* [The exercise]
In the listing below, pick out lines with "name".

* [Figure record extracts]

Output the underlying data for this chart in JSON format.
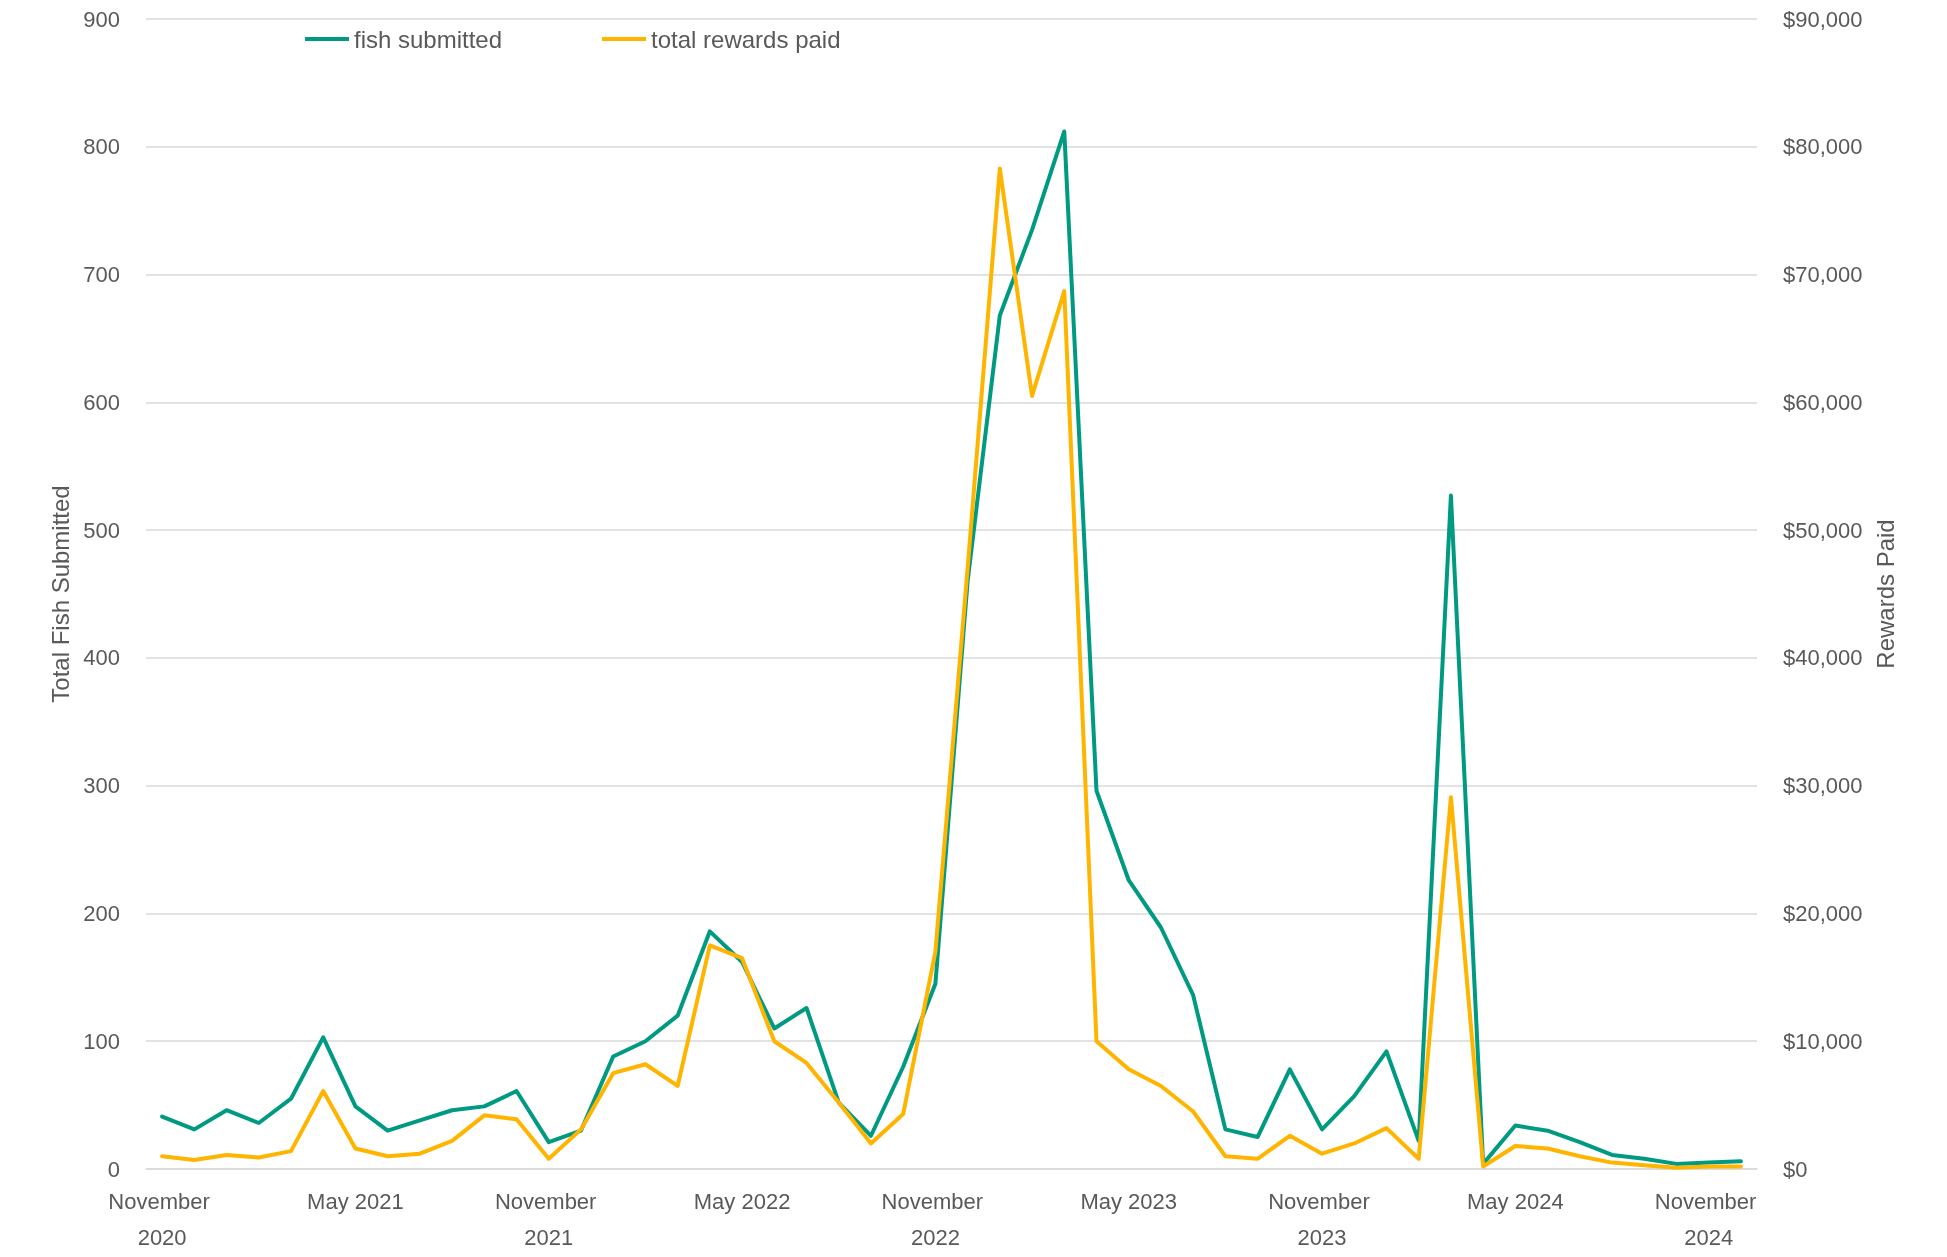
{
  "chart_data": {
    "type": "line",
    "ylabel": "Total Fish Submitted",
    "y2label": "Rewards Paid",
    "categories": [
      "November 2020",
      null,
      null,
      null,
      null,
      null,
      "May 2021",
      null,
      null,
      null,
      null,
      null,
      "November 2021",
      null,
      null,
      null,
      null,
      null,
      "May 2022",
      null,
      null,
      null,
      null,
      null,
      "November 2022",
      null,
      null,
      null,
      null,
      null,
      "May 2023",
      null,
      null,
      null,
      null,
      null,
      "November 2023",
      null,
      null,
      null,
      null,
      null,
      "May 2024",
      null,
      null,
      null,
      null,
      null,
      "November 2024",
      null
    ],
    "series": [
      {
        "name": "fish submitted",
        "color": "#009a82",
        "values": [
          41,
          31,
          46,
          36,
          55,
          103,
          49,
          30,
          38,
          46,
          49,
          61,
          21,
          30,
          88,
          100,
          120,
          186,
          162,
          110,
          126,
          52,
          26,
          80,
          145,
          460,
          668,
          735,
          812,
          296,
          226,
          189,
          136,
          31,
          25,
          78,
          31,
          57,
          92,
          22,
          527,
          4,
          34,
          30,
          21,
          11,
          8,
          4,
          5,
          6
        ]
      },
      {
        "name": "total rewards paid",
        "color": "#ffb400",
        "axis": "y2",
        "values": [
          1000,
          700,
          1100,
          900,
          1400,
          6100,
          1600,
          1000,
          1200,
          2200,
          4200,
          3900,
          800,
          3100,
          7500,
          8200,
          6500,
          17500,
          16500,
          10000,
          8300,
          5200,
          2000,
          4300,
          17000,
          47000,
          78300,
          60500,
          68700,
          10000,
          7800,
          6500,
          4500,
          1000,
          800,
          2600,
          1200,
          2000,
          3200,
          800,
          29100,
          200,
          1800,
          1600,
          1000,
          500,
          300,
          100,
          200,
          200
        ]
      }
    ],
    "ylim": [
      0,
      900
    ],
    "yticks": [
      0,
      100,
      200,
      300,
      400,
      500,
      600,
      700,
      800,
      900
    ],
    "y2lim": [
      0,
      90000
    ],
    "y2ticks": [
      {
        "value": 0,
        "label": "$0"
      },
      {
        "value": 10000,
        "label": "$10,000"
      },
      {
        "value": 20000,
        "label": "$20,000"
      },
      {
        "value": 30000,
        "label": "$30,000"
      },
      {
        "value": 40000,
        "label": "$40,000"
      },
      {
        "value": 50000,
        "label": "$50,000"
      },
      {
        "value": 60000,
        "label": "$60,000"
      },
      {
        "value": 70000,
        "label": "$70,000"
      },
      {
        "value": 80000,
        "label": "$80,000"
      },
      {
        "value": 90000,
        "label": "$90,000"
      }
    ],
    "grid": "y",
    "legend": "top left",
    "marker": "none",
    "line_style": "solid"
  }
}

* [Task output]
        "name": "fish submitted",
        "name": "total rewards paid",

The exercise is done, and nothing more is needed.